*Supplied material*
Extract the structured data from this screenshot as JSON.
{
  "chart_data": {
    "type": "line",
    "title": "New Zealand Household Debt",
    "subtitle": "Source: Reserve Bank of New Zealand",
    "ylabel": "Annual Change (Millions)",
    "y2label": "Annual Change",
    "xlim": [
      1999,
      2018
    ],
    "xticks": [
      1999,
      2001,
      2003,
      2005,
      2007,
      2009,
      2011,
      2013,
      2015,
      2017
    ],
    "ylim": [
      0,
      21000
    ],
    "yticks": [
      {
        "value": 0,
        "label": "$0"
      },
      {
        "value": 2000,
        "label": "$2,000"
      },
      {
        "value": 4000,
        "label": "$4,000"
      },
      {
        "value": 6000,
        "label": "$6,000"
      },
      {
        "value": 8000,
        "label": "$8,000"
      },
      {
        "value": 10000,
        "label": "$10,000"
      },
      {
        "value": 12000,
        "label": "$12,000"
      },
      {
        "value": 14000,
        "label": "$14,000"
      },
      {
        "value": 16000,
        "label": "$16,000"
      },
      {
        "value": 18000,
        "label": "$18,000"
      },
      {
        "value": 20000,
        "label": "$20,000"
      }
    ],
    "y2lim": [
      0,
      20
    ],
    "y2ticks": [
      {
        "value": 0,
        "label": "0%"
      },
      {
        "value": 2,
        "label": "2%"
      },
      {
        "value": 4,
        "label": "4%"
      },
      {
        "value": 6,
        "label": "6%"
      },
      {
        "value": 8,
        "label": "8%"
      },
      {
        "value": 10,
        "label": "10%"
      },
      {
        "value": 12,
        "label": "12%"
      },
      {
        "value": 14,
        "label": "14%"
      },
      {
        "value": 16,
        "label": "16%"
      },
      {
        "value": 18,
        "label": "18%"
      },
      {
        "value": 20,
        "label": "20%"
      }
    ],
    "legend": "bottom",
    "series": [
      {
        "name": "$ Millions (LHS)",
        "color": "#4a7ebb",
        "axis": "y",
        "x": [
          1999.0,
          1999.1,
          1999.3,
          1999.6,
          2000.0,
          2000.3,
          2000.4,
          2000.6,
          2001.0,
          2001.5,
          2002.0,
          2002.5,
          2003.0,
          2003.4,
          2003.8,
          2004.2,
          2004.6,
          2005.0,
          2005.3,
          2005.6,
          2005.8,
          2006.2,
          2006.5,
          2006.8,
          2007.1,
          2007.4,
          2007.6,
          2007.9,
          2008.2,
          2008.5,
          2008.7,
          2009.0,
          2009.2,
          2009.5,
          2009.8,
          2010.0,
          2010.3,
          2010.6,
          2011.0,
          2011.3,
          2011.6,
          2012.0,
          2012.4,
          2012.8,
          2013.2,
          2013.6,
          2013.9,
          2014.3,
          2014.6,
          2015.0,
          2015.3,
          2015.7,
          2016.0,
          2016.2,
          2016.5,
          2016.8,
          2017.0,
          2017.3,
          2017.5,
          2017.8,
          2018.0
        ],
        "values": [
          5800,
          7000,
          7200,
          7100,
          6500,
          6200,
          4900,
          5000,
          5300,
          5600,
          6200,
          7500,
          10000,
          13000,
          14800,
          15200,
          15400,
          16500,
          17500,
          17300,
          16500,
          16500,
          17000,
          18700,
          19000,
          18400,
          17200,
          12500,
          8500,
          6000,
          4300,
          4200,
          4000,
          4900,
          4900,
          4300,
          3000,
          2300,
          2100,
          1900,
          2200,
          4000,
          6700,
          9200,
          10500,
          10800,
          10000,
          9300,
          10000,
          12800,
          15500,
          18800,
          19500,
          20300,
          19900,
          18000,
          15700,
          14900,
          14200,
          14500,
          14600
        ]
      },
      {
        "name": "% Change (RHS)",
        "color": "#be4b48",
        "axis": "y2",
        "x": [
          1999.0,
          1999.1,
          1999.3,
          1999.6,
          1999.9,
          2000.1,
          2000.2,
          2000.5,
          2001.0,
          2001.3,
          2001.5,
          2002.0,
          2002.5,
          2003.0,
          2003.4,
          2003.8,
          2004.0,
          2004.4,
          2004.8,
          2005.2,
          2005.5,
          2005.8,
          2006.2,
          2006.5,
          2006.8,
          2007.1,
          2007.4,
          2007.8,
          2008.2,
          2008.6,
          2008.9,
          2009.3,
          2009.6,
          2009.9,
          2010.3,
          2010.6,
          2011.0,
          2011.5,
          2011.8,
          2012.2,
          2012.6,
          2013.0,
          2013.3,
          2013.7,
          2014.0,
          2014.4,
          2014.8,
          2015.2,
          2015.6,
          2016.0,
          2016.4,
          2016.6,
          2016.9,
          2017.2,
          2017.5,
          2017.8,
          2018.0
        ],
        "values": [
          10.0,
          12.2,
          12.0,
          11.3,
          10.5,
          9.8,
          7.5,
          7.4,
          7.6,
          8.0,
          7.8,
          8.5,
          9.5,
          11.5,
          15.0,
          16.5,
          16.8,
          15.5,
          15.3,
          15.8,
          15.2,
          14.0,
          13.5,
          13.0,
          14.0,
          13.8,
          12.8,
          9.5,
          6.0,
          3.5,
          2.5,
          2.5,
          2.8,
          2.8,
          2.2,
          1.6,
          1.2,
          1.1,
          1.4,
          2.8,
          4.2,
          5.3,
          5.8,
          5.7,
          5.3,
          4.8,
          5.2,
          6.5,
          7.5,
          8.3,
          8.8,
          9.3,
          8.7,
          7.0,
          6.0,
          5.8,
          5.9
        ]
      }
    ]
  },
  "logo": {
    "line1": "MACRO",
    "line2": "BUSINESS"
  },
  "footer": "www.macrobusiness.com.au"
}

*Task prompt*
Return only the number of lines in the entries that contain the string "Annual".

*Right answer*
2